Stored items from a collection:
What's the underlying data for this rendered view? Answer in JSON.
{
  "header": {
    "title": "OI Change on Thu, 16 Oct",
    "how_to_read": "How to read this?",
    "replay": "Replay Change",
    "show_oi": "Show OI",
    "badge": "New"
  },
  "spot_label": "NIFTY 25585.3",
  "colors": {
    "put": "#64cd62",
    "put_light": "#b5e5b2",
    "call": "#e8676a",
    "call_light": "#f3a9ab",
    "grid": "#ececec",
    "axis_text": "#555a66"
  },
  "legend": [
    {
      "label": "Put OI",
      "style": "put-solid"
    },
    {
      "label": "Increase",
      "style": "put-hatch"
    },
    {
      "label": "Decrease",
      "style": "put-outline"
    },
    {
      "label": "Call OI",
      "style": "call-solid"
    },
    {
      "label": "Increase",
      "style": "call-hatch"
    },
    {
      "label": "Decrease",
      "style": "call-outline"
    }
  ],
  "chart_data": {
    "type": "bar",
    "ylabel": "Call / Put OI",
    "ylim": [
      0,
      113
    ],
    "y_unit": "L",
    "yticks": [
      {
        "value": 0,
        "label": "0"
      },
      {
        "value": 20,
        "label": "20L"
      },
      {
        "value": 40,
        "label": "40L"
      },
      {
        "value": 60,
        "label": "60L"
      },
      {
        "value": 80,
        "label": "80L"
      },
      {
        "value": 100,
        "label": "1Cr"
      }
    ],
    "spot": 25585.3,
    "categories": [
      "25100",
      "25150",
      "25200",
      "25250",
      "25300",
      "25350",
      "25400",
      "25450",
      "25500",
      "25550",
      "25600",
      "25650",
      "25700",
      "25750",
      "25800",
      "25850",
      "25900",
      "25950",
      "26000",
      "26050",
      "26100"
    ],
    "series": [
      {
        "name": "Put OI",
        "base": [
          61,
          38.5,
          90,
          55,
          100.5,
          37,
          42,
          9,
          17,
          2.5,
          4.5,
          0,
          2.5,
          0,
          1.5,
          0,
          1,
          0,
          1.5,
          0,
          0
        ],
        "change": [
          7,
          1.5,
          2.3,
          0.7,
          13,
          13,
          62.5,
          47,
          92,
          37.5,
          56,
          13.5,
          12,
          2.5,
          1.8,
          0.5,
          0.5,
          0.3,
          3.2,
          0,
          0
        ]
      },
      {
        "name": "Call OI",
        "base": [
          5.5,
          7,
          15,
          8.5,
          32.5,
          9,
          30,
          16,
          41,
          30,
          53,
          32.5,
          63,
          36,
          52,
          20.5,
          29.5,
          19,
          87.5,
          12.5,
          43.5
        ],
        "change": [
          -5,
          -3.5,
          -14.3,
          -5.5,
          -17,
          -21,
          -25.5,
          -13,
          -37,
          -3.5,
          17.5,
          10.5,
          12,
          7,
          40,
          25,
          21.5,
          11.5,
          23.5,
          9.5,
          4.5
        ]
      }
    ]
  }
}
--
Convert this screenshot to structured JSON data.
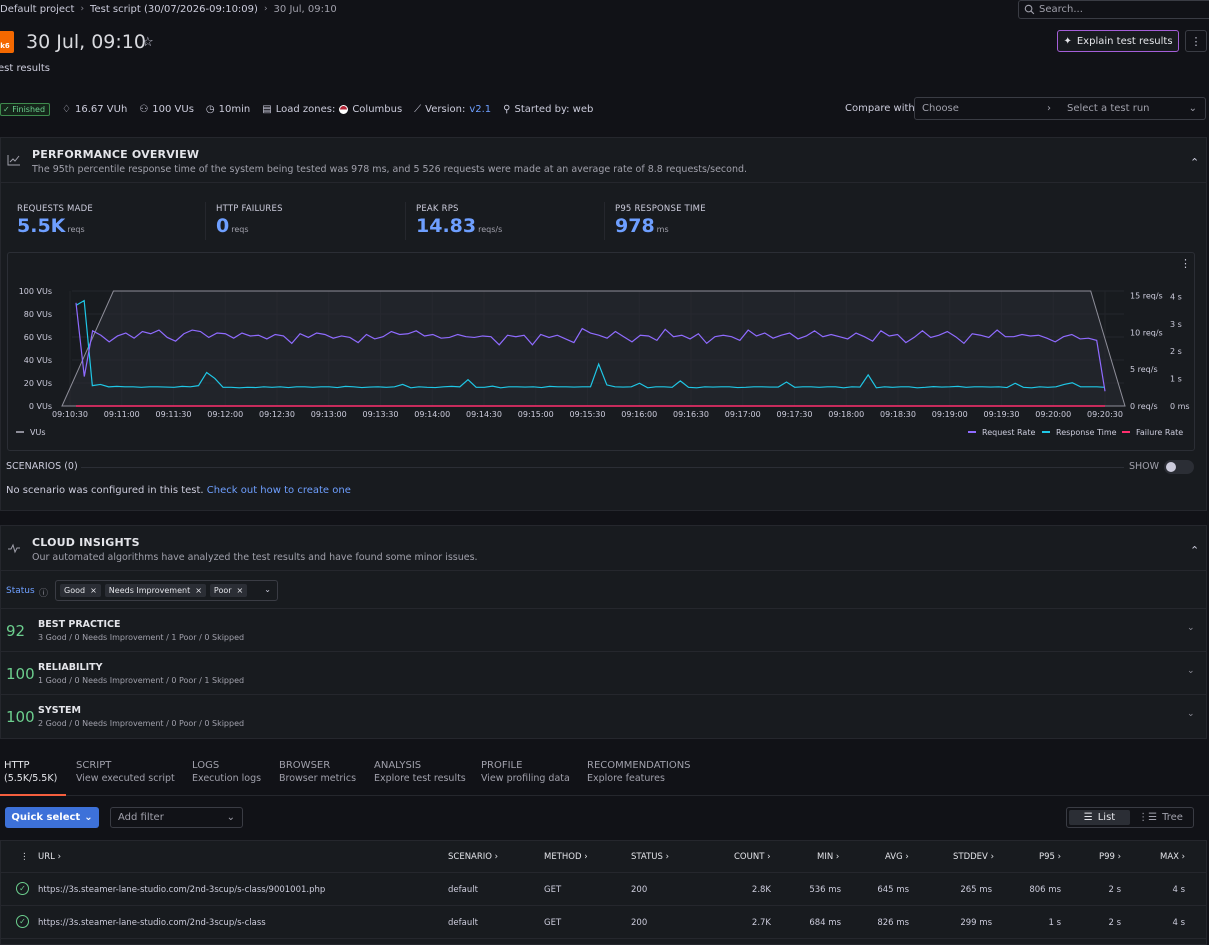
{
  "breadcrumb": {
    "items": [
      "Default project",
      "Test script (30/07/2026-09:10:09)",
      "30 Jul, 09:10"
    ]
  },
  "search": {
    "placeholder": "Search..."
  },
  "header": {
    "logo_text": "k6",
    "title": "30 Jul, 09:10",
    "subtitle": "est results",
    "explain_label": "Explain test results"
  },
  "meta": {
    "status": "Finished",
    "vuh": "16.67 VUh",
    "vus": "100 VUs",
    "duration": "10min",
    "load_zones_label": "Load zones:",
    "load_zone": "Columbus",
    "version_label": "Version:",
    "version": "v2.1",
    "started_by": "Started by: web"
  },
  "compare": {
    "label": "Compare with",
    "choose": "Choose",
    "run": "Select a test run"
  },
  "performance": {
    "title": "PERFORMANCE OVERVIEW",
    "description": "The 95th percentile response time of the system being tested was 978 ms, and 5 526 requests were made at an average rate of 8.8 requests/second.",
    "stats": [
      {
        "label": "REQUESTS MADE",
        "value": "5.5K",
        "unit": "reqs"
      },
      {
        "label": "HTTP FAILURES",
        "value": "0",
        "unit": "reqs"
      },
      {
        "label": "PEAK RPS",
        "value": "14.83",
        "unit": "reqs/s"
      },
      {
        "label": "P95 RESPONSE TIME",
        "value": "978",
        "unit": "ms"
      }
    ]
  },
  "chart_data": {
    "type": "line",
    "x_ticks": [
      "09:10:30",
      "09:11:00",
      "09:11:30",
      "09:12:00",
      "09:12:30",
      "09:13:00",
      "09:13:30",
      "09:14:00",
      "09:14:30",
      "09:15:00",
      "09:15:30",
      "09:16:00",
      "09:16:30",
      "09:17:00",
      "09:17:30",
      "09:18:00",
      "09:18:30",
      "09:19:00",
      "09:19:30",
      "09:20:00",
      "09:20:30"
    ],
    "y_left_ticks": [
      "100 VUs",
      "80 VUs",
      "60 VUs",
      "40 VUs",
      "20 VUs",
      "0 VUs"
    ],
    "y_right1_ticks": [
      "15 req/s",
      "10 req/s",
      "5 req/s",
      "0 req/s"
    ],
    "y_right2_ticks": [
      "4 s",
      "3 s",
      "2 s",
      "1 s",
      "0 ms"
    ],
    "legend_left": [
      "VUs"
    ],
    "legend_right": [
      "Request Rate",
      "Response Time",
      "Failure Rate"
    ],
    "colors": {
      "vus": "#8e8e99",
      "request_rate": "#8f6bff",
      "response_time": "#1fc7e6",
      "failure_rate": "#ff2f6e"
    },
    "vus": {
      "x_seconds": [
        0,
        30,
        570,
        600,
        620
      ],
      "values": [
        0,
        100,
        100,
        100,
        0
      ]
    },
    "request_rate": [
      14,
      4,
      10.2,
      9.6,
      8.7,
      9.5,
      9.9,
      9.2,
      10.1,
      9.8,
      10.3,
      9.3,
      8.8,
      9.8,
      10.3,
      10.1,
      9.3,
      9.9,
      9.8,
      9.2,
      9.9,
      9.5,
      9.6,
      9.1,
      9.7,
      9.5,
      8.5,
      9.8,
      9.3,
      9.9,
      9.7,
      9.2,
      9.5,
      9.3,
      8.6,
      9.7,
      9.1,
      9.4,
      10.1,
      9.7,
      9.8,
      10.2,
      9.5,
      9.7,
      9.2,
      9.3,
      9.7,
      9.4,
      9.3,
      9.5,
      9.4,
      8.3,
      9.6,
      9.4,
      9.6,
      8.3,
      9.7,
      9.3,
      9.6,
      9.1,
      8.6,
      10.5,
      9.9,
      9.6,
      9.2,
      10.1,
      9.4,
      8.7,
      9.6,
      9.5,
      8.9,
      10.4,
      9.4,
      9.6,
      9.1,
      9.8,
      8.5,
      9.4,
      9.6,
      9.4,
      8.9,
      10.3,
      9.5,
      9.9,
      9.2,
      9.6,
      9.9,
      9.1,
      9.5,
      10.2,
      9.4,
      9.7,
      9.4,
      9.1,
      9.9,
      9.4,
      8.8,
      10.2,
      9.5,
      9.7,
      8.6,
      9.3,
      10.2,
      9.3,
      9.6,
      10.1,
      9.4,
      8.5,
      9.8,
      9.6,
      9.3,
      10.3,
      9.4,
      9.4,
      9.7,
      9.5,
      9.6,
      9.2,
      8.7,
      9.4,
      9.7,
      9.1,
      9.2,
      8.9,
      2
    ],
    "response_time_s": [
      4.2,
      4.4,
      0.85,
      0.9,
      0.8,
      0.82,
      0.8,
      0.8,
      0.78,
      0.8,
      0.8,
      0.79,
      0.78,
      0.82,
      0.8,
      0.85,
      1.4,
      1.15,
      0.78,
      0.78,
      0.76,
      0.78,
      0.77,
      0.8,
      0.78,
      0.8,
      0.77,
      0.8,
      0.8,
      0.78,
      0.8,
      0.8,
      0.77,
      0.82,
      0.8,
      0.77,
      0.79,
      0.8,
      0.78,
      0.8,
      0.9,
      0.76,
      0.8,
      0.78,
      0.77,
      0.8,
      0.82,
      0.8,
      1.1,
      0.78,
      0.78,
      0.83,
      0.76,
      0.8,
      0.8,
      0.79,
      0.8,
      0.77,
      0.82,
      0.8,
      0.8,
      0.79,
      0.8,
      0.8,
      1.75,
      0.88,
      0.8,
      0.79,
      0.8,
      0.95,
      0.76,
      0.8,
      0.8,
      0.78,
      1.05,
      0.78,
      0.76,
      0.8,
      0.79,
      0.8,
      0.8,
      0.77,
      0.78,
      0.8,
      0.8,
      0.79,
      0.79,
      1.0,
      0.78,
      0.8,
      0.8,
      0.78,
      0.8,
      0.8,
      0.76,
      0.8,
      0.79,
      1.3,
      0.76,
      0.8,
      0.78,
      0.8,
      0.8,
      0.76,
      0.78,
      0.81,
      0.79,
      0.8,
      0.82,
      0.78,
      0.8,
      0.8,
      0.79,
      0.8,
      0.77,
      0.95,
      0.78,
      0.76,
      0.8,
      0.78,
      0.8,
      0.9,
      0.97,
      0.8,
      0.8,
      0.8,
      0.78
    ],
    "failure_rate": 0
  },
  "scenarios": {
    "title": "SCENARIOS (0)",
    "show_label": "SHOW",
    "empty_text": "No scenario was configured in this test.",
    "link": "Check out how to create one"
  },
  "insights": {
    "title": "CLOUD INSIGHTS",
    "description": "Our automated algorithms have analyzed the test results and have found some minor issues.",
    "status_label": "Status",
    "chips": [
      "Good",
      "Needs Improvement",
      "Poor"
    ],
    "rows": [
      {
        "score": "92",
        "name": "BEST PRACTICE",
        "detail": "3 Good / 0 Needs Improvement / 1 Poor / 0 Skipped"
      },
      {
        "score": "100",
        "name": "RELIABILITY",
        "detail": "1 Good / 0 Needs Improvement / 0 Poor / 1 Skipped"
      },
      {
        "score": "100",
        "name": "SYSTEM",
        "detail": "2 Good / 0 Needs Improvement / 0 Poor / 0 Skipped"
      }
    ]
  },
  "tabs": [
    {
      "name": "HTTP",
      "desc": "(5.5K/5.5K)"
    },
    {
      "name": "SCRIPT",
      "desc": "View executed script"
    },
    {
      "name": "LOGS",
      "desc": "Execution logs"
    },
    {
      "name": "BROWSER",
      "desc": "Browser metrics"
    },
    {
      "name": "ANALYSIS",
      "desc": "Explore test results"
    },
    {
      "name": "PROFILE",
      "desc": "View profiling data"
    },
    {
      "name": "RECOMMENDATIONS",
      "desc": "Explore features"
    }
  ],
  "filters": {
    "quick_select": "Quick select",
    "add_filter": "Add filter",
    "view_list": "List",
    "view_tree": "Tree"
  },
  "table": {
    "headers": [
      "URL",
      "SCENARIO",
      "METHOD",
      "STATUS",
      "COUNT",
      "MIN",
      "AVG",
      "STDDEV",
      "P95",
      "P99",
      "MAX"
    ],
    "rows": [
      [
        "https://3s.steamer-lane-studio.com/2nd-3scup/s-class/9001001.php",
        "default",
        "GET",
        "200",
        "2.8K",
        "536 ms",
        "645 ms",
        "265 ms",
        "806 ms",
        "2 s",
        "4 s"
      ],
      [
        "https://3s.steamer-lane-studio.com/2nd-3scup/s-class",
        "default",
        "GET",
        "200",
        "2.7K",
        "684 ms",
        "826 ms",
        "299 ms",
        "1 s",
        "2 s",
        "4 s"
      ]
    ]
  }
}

> Problem requirements: Where a line holds the string "description", copy that line.

> Finished task:
    "description": "The 95th percentile response time of the system being tested was 978 ms, and 5 526 requests were made at an average rate of 8.8 requests/second.",
    "description": "Our automated algorithms have analyzed the test results and have found some minor issues.",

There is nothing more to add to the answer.